• _RECORD SET_
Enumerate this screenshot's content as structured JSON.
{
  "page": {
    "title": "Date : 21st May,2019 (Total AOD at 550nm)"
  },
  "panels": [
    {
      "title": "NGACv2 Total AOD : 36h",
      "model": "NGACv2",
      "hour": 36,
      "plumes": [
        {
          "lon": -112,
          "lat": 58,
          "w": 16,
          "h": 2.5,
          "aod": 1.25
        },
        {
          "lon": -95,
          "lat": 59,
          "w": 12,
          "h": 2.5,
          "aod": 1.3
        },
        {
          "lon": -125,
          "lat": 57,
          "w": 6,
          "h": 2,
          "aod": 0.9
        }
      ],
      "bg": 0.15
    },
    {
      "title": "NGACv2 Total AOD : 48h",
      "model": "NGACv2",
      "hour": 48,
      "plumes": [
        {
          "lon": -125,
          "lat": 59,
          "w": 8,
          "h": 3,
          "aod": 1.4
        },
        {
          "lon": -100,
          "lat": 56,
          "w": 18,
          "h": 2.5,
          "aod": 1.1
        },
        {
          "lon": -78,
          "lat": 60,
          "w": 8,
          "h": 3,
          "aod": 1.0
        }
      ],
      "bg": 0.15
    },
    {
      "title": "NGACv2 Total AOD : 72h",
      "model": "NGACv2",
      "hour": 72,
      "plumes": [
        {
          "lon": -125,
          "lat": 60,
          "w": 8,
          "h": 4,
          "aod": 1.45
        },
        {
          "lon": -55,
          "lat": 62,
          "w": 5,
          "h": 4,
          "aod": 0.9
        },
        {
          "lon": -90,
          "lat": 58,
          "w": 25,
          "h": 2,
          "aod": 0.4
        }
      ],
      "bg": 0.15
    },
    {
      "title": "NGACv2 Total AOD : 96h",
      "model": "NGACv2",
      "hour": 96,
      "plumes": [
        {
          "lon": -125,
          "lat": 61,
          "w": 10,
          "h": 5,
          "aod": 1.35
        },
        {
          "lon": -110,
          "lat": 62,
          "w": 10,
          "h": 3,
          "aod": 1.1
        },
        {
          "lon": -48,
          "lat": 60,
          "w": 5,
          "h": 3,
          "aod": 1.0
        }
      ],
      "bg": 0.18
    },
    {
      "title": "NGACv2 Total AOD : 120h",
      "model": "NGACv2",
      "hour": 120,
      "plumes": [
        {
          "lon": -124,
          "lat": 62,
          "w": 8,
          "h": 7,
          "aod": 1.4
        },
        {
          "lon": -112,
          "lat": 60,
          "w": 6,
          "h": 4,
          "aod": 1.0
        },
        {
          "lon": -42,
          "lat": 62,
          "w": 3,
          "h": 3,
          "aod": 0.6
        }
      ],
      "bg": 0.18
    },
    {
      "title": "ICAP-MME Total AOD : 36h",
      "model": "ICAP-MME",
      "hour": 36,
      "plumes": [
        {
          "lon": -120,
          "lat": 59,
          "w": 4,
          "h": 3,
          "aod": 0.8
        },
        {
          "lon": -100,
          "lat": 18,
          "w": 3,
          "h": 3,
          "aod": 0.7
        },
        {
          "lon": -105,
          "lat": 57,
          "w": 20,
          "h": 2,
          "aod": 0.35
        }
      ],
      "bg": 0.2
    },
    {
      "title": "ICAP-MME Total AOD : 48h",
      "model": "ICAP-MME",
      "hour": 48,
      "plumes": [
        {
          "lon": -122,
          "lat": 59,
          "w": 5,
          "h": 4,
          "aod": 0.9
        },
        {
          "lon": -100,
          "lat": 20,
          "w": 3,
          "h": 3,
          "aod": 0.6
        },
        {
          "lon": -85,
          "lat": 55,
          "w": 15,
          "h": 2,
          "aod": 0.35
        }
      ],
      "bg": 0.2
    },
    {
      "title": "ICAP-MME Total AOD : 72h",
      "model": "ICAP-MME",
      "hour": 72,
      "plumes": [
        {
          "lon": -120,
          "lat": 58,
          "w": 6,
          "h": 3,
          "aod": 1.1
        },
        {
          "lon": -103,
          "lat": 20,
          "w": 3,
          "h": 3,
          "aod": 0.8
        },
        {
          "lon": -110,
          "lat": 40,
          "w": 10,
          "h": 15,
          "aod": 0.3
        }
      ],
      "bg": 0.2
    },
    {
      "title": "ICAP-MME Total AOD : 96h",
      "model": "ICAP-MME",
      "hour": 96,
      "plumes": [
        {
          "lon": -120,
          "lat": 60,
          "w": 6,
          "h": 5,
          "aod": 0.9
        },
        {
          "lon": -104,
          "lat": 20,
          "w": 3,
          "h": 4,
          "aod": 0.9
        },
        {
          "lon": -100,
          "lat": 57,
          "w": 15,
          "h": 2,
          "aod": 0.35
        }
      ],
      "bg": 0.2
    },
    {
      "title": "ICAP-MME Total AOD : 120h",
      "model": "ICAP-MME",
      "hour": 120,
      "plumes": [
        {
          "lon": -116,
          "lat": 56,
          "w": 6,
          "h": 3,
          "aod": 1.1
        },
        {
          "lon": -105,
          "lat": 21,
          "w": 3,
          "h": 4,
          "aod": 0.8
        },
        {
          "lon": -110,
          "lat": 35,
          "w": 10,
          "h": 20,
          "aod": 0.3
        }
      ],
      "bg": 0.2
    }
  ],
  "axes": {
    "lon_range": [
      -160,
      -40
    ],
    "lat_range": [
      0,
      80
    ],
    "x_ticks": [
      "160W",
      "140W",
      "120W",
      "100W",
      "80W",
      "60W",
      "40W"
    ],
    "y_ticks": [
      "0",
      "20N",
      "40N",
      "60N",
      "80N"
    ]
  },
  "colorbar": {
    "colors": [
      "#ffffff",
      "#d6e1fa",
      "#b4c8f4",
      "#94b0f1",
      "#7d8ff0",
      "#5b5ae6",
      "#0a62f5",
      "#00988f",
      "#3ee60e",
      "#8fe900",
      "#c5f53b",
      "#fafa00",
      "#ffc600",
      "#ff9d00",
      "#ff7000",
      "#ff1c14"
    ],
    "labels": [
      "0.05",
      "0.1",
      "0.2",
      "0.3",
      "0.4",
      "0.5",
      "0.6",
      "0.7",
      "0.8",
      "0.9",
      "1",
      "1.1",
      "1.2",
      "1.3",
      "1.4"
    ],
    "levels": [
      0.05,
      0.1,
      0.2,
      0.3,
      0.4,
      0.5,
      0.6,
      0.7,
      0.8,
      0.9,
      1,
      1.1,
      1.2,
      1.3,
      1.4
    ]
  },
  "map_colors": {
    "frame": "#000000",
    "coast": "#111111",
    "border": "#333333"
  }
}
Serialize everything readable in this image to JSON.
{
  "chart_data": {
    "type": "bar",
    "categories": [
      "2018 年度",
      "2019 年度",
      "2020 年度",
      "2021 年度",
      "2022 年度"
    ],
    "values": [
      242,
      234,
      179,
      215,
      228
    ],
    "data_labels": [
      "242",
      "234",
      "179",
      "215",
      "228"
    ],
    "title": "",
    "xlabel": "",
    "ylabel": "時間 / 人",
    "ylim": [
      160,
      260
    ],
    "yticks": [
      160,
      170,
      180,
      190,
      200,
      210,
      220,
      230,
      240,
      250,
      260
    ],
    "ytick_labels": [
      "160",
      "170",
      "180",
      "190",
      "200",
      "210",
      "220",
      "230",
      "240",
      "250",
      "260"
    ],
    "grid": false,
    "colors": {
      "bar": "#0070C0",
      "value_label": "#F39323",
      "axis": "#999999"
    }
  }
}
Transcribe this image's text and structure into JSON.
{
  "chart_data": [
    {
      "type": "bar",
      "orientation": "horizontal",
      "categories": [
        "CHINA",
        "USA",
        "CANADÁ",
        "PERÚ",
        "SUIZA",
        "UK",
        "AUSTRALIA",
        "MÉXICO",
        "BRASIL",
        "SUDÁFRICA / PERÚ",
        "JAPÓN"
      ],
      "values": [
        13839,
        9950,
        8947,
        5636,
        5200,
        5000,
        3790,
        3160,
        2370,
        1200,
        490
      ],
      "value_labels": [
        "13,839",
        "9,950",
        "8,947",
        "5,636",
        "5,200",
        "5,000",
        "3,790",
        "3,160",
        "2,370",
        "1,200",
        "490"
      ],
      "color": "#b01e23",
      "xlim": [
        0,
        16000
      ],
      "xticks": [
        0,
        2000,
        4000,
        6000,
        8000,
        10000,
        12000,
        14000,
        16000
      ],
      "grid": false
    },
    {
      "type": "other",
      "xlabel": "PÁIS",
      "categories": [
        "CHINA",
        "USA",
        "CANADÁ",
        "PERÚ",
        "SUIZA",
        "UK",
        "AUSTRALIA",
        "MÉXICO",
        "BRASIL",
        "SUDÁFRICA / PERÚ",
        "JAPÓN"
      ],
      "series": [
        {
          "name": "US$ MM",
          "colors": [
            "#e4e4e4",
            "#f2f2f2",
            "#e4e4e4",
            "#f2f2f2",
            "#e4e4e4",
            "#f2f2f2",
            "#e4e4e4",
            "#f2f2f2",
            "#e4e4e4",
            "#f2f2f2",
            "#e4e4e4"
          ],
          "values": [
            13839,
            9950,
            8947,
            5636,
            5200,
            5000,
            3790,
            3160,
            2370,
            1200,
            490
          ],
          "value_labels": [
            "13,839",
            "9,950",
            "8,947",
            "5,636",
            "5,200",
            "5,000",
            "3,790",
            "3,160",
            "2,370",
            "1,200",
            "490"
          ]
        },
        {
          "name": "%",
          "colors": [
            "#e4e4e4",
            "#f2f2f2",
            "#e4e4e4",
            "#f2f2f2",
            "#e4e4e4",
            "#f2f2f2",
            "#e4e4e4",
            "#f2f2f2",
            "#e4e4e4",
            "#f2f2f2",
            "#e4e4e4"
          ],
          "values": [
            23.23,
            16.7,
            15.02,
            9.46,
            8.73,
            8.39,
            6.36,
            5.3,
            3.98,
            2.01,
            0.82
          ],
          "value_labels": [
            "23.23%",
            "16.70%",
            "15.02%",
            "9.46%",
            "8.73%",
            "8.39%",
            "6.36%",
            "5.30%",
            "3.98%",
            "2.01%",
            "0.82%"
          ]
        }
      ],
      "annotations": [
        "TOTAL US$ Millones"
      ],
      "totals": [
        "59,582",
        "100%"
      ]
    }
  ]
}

• _REQUIRED TASK_
Copy each line of the listing that includes "this".

• _RESULT OF THE TASK_
Enumerate this screenshot's content as structured JSON.
Serialize everything readable in this image to JSON.
Transcribe this image's text and structure into JSON.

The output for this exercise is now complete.